**JOB**
Repeat the material verbatim. Images are excluded from the copy.
>> Start
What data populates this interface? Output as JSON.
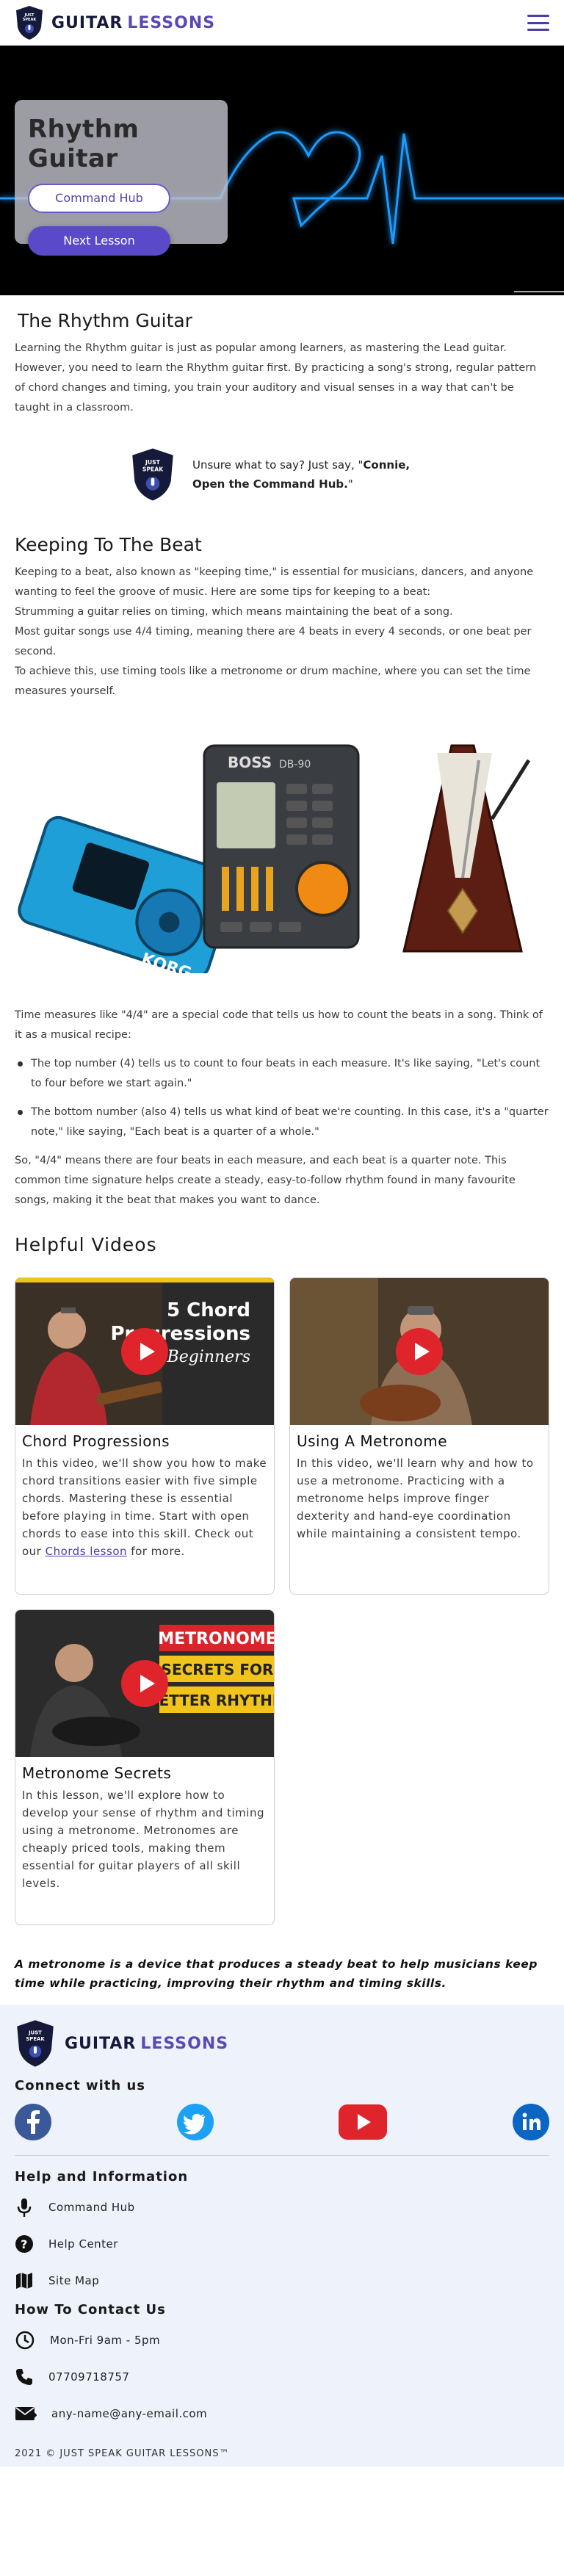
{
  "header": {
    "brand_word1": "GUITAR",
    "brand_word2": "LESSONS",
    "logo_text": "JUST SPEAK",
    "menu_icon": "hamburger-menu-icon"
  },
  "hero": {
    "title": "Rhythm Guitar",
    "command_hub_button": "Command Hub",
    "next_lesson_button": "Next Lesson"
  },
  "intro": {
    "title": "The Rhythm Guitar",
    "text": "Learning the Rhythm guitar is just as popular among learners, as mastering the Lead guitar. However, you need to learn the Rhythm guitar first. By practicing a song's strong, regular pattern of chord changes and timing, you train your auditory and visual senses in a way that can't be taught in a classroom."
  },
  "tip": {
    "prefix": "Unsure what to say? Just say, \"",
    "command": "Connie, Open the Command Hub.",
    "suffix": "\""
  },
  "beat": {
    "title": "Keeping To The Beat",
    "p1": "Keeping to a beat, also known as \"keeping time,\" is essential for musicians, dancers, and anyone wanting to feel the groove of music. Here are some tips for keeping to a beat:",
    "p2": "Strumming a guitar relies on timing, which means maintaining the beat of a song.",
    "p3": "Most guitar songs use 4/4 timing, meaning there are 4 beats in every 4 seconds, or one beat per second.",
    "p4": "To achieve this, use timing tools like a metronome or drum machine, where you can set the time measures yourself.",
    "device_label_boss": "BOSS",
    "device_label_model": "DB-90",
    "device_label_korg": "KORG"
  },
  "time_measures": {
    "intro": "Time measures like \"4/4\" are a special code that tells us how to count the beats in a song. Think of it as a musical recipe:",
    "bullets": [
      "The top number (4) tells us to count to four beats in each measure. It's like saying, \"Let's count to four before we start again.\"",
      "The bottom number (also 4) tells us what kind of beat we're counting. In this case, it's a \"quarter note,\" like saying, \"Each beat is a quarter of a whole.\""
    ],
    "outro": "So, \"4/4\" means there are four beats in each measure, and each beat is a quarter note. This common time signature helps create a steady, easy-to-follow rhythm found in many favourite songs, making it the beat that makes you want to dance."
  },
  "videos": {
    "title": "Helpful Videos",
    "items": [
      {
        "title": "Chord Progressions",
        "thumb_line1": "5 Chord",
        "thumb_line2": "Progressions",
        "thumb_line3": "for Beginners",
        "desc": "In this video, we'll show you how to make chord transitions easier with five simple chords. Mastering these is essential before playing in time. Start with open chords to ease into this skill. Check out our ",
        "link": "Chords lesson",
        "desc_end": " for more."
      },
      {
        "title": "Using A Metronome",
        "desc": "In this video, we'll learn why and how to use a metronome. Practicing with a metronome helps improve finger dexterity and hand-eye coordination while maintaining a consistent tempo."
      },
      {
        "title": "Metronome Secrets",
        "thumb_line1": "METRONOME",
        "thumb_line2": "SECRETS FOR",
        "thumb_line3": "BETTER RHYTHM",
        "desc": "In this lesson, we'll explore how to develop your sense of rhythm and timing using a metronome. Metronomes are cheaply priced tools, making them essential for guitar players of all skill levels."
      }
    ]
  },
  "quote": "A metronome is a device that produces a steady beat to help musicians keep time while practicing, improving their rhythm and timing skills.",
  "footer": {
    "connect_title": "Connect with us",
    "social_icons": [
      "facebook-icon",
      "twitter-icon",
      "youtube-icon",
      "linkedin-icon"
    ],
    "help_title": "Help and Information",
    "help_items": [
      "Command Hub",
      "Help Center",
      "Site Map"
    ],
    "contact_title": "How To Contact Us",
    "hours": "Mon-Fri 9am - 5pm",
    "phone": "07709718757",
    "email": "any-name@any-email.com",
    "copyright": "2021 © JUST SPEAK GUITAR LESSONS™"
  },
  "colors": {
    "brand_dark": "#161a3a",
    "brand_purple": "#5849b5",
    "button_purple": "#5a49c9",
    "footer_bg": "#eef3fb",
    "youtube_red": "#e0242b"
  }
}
>> End
**RESPONSE FOR THIS EXERCISE**
What data populates this interface? Output as JSON.
{
  "header": {
    "brand_word1": "GUITAR",
    "brand_word2": "LESSONS",
    "logo_text": "JUST SPEAK",
    "menu_icon": "hamburger-menu-icon"
  },
  "hero": {
    "title": "Rhythm Guitar",
    "command_hub_button": "Command Hub",
    "next_lesson_button": "Next Lesson"
  },
  "intro": {
    "title": "The Rhythm Guitar",
    "text": "Learning the Rhythm guitar is just as popular among learners, as mastering the Lead guitar. However, you need to learn the Rhythm guitar first. By practicing a song's strong, regular pattern of chord changes and timing, you train your auditory and visual senses in a way that can't be taught in a classroom."
  },
  "tip": {
    "prefix": "Unsure what to say? Just say, \"",
    "command": "Connie, Open the Command Hub.",
    "suffix": "\""
  },
  "beat": {
    "title": "Keeping To The Beat",
    "p1": "Keeping to a beat, also known as \"keeping time,\" is essential for musicians, dancers, and anyone wanting to feel the groove of music. Here are some tips for keeping to a beat:",
    "p2": "Strumming a guitar relies on timing, which means maintaining the beat of a song.",
    "p3": "Most guitar songs use 4/4 timing, meaning there are 4 beats in every 4 seconds, or one beat per second.",
    "p4": "To achieve this, use timing tools like a metronome or drum machine, where you can set the time measures yourself.",
    "device_label_boss": "BOSS",
    "device_label_model": "DB-90",
    "device_label_korg": "KORG"
  },
  "time_measures": {
    "intro": "Time measures like \"4/4\" are a special code that tells us how to count the beats in a song. Think of it as a musical recipe:",
    "bullets": [
      "The top number (4) tells us to count to four beats in each measure. It's like saying, \"Let's count to four before we start again.\"",
      "The bottom number (also 4) tells us what kind of beat we're counting. In this case, it's a \"quarter note,\" like saying, \"Each beat is a quarter of a whole.\""
    ],
    "outro": "So, \"4/4\" means there are four beats in each measure, and each beat is a quarter note. This common time signature helps create a steady, easy-to-follow rhythm found in many favourite songs, making it the beat that makes you want to dance."
  },
  "videos": {
    "title": "Helpful Videos",
    "items": [
      {
        "title": "Chord Progressions",
        "thumb_line1": "5 Chord",
        "thumb_line2": "Progressions",
        "thumb_line3": "for Beginners",
        "desc": "In this video, we'll show you how to make chord transitions easier with five simple chords. Mastering these is essential before playing in time. Start with open chords to ease into this skill. Check out our ",
        "link": "Chords lesson",
        "desc_end": " for more."
      },
      {
        "title": "Using A Metronome",
        "desc": "In this video, we'll learn why and how to use a metronome. Practicing with a metronome helps improve finger dexterity and hand-eye coordination while maintaining a consistent tempo."
      },
      {
        "title": "Metronome Secrets",
        "thumb_line1": "METRONOME",
        "thumb_line2": "SECRETS FOR",
        "thumb_line3": "BETTER RHYTHM",
        "desc": "In this lesson, we'll explore how to develop your sense of rhythm and timing using a metronome. Metronomes are cheaply priced tools, making them essential for guitar players of all skill levels."
      }
    ]
  },
  "quote": "A metronome is a device that produces a steady beat to help musicians keep time while practicing, improving their rhythm and timing skills.",
  "footer": {
    "connect_title": "Connect with us",
    "social_icons": [
      "facebook-icon",
      "twitter-icon",
      "youtube-icon",
      "linkedin-icon"
    ],
    "help_title": "Help and Information",
    "help_items": [
      "Command Hub",
      "Help Center",
      "Site Map"
    ],
    "contact_title": "How To Contact Us",
    "hours": "Mon-Fri 9am - 5pm",
    "phone": "07709718757",
    "email": "any-name@any-email.com",
    "copyright": "2021 © JUST SPEAK GUITAR LESSONS™"
  },
  "colors": {
    "brand_dark": "#161a3a",
    "brand_purple": "#5849b5",
    "button_purple": "#5a49c9",
    "footer_bg": "#eef3fb",
    "youtube_red": "#e0242b"
  }
}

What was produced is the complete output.